## STORED RECORDS
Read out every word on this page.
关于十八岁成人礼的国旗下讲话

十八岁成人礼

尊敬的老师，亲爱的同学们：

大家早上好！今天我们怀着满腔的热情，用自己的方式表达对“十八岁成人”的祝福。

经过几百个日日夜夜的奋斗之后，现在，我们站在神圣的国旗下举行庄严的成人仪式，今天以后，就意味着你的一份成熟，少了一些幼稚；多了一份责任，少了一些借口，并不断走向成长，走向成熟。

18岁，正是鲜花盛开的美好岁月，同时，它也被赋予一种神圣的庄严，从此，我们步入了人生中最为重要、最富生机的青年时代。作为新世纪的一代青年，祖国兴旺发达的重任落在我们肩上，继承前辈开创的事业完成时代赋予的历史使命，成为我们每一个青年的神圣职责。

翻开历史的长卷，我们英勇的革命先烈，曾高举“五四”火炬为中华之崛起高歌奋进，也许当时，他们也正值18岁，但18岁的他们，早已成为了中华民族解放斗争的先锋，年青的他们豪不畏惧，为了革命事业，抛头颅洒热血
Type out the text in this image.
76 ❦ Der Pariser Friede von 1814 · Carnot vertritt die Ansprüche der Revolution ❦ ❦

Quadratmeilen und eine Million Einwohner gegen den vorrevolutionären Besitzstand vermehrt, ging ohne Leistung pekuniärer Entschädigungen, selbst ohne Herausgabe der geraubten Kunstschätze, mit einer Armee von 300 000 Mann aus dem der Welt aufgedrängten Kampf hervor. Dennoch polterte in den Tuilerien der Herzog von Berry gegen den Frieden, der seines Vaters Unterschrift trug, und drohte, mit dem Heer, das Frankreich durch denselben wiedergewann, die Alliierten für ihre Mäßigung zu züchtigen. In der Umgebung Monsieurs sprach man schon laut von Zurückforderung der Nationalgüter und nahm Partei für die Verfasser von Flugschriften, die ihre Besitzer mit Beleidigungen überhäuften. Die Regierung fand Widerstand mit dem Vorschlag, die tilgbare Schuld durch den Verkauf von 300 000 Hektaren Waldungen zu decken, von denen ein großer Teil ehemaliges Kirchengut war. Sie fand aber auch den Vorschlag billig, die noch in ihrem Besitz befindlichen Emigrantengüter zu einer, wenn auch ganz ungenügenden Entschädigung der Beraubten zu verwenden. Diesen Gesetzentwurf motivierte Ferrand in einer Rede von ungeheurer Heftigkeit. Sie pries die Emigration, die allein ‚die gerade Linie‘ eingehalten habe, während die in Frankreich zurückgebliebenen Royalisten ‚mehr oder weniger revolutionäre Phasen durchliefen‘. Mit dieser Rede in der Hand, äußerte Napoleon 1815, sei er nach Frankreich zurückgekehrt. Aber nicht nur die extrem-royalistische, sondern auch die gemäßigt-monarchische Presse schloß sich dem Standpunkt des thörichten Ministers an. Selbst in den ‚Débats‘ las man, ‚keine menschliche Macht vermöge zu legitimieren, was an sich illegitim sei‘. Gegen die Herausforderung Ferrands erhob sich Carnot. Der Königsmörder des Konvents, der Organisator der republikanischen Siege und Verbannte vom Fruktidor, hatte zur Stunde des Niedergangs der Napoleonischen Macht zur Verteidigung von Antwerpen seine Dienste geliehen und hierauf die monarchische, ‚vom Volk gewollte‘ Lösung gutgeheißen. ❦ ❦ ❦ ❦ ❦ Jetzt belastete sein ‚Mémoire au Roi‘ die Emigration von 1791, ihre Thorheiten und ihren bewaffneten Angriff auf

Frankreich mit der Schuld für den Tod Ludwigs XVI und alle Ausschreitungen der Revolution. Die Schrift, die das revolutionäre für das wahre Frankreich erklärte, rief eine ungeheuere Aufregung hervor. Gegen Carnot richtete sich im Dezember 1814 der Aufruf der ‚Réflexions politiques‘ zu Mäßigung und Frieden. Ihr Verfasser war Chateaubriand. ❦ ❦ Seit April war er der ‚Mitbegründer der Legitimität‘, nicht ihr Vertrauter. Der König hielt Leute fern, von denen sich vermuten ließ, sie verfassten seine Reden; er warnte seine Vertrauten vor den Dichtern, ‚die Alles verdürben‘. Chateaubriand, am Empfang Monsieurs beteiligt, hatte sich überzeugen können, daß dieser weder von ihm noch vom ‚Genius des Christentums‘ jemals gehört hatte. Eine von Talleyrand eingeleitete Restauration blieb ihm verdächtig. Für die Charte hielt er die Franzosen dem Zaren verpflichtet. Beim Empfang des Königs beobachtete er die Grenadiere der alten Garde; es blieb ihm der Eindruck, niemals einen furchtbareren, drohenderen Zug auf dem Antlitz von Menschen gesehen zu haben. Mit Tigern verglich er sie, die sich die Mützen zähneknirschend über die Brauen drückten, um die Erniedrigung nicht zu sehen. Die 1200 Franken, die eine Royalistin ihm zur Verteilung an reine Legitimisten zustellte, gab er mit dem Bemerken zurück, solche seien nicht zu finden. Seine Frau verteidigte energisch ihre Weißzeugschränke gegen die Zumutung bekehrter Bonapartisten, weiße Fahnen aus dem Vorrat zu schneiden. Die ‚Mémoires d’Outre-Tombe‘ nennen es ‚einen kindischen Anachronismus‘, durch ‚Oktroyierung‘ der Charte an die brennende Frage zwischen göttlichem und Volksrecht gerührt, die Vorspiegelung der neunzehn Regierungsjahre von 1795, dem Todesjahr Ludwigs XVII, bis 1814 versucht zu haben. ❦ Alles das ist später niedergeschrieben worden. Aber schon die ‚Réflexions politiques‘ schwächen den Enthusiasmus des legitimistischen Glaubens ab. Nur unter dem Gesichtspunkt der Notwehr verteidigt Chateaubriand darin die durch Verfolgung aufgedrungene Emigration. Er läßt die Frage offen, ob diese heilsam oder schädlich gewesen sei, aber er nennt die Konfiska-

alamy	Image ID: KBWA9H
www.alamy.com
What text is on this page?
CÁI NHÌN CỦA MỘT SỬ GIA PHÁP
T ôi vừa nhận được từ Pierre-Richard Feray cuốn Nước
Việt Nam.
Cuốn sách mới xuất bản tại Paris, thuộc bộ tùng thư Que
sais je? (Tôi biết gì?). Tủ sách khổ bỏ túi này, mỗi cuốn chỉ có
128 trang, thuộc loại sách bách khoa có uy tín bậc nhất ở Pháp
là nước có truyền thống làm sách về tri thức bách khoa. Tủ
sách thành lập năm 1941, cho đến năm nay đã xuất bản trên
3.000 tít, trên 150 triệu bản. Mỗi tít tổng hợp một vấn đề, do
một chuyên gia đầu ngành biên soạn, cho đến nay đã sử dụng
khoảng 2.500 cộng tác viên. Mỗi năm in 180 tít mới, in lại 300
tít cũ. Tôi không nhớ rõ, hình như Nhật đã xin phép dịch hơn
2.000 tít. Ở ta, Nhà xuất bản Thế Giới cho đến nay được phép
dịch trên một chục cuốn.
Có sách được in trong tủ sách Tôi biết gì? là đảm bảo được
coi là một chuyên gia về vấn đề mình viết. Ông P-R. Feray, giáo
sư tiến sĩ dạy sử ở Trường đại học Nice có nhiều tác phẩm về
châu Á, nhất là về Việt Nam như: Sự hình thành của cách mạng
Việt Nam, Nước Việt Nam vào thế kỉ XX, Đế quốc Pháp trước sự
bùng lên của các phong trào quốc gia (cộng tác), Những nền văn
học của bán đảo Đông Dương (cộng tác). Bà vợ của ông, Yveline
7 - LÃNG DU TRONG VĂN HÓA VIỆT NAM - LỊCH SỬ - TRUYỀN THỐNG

## STATED TASK
Print out every entry, keeping each one exact.

## PROBLEM SOLUTION
Read out every word on this page.
关于十八岁成人礼的国旗下讲话

十八岁成人礼

尊敬的老师，亲爱的同学们：

大家早上好！今天我们怀着满腔的热情，用自己的方式表达对“十八岁成人”的祝福。

经过几百个日日夜夜的奋斗之后，现在，我们站在神圣的国旗下举行庄严的成人仪式，今天以后，就意味着你的一份成熟，少了一些幼稚；多了一份责任，少了一些借口，并不断走向成长，走向成熟。

18岁，正是鲜花盛开的美好岁月，同时，它也被赋予一种神圣的庄严，从此，我们步入了人生中最为重要、最富生机的青年时代。作为新世纪的一代青年，祖国兴旺发达的重任落在我们肩上，继承前辈开创的事业完成时代赋予的历史使命，成为我们每一个青年的神圣职责。

翻开历史的长卷，我们英勇的革命先烈，曾高举“五四”火炬为中华之崛起高歌奋进，也许当时，他们也正值18岁，但18岁的他们，早已成为了中华民族解放斗争的先锋，年青的他们豪不畏惧，为了革命事业，抛头颅洒热血
Type out the text in this image.
76 ❦ Der Pariser Friede von 1814 · Carnot vertritt die Ansprüche der Revolution ❦ ❦

Quadratmeilen und eine Million Einwohner gegen den vorrevolutionären Besitzstand vermehrt, ging ohne Leistung pekuniärer Entschädigungen, selbst ohne Herausgabe der geraubten Kunstschätze, mit einer Armee von 300 000 Mann aus dem der Welt aufgedrängten Kampf hervor. Dennoch polterte in den Tuilerien der Herzog von Berry gegen den Frieden, der seines Vaters Unterschrift trug, und drohte, mit dem Heer, das Frankreich durch denselben wiedergewann, die Alliierten für ihre Mäßigung zu züchtigen. In der Umgebung Monsieurs sprach man schon laut von Zurückforderung der Nationalgüter und nahm Partei für die Verfasser von Flugschriften, die ihre Besitzer mit Beleidigungen überhäuften. Die Regierung fand Widerstand mit dem Vorschlag, die tilgbare Schuld durch den Verkauf von 300 000 Hektaren Waldungen zu decken, von denen ein großer Teil ehemaliges Kirchengut war. Sie fand aber auch den Vorschlag billig, die noch in ihrem Besitz befindlichen Emigrantengüter zu einer, wenn auch ganz ungenügenden Entschädigung der Beraubten zu verwenden. Diesen Gesetzentwurf motivierte Ferrand in einer Rede von ungeheurer Heftigkeit. Sie pries die Emigration, die allein ‚die gerade Linie‘ eingehalten habe, während die in Frankreich zurückgebliebenen Royalisten ‚mehr oder weniger revolutionäre Phasen durchliefen‘. Mit dieser Rede in der Hand, äußerte Napoleon 1815, sei er nach Frankreich zurückgekehrt. Aber nicht nur die extrem-royalistische, sondern auch die gemäßigt-monarchische Presse schloß sich dem Standpunkt des thörichten Ministers an. Selbst in den ‚Débats‘ las man, ‚keine menschliche Macht vermöge zu legitimieren, was an sich illegitim sei‘. Gegen die Herausforderung Ferrands erhob sich Carnot. Der Königsmörder des Konvents, der Organisator der republikanischen Siege und Verbannte vom Fruktidor, hatte zur Stunde des Niedergangs der Napoleonischen Macht zur Verteidigung von Antwerpen seine Dienste geliehen und hierauf die monarchische, ‚vom Volk gewollte‘ Lösung gutgeheißen. ❦ ❦ ❦ ❦ ❦ Jetzt belastete sein ‚Mémoire au Roi‘ die Emigration von 1791, ihre Thorheiten und ihren bewaffneten Angriff auf

Frankreich mit der Schuld für den Tod Ludwigs XVI und alle Ausschreitungen der Revolution. Die Schrift, die das revolutionäre für das wahre Frankreich erklärte, rief eine ungeheuere Aufregung hervor. Gegen Carnot richtete sich im Dezember 1814 der Aufruf der ‚Réflexions politiques‘ zu Mäßigung und Frieden. Ihr Verfasser war Chateaubriand. ❦ ❦ Seit April war er der ‚Mitbegründer der Legitimität‘, nicht ihr Vertrauter. Der König hielt Leute fern, von denen sich vermuten ließ, sie verfassten seine Reden; er warnte seine Vertrauten vor den Dichtern, ‚die Alles verdürben‘. Chateaubriand, am Empfang Monsieurs beteiligt, hatte sich überzeugen können, daß dieser weder von ihm noch vom ‚Genius des Christentums‘ jemals gehört hatte. Eine von Talleyrand eingeleitete Restauration blieb ihm verdächtig. Für die Charte hielt er die Franzosen dem Zaren verpflichtet. Beim Empfang des Königs beobachtete er die Grenadiere der alten Garde; es blieb ihm der Eindruck, niemals einen furchtbareren, drohenderen Zug auf dem Antlitz von Menschen gesehen zu haben. Mit Tigern verglich er sie, die sich die Mützen zähneknirschend über die Brauen drückten, um die Erniedrigung nicht zu sehen. Die 1200 Franken, die eine Royalistin ihm zur Verteilung an reine Legitimisten zustellte, gab er mit dem Bemerken zurück, solche seien nicht zu finden. Seine Frau verteidigte energisch ihre Weißzeugschränke gegen die Zumutung bekehrter Bonapartisten, weiße Fahnen aus dem Vorrat zu schneiden. Die ‚Mémoires d’Outre-Tombe‘ nennen es ‚einen kindischen Anachronismus‘, durch ‚Oktroyierung‘ der Charte an die brennende Frage zwischen göttlichem und Volksrecht gerührt, die Vorspiegelung der neunzehn Regierungsjahre von 1795, dem Todesjahr Ludwigs XVII, bis 1814 versucht zu haben. ❦ Alles das ist später niedergeschrieben worden. Aber schon die ‚Réflexions politiques‘ schwächen den Enthusiasmus des legitimistischen Glaubens ab. Nur unter dem Gesichtspunkt der Notwehr verteidigt Chateaubriand darin die durch Verfolgung aufgedrungene Emigration. Er läßt die Frage offen, ob diese heilsam oder schädlich gewesen sei, aber er nennt die Konfiska-

alamy	Image ID: KBWA9H
www.alamy.com
What text is on this page?
CÁI NHÌN CỦA MỘT SỬ GIA PHÁP
T ôi vừa nhận được từ Pierre-Richard Feray cuốn Nước
Việt Nam.
Cuốn sách mới xuất bản tại Paris, thuộc bộ tùng thư Que
sais je? (Tôi biết gì?). Tủ sách khổ bỏ túi này, mỗi cuốn chỉ có
128 trang, thuộc loại sách bách khoa có uy tín bậc nhất ở Pháp
là nước có truyền thống làm sách về tri thức bách khoa. Tủ
sách thành lập năm 1941, cho đến năm nay đã xuất bản trên
3.000 tít, trên 150 triệu bản. Mỗi tít tổng hợp một vấn đề, do
một chuyên gia đầu ngành biên soạn, cho đến nay đã sử dụng
khoảng 2.500 cộng tác viên. Mỗi năm in 180 tít mới, in lại 300
tít cũ. Tôi không nhớ rõ, hình như Nhật đã xin phép dịch hơn
2.000 tít. Ở ta, Nhà xuất bản Thế Giới cho đến nay được phép
dịch trên một chục cuốn.
Có sách được in trong tủ sách Tôi biết gì? là đảm bảo được
coi là một chuyên gia về vấn đề mình viết. Ông P-R. Feray, giáo
sư tiến sĩ dạy sử ở Trường đại học Nice có nhiều tác phẩm về
châu Á, nhất là về Việt Nam như: Sự hình thành của cách mạng
Việt Nam, Nước Việt Nam vào thế kỉ XX, Đế quốc Pháp trước sự
bùng lên của các phong trào quốc gia (cộng tác), Những nền văn
học của bán đảo Đông Dương (cộng tác). Bà vợ của ông, Yveline
7 - LÃNG DU TRONG VĂN HÓA VIỆT NAM - LỊCH SỬ - TRUYỀN THỐNG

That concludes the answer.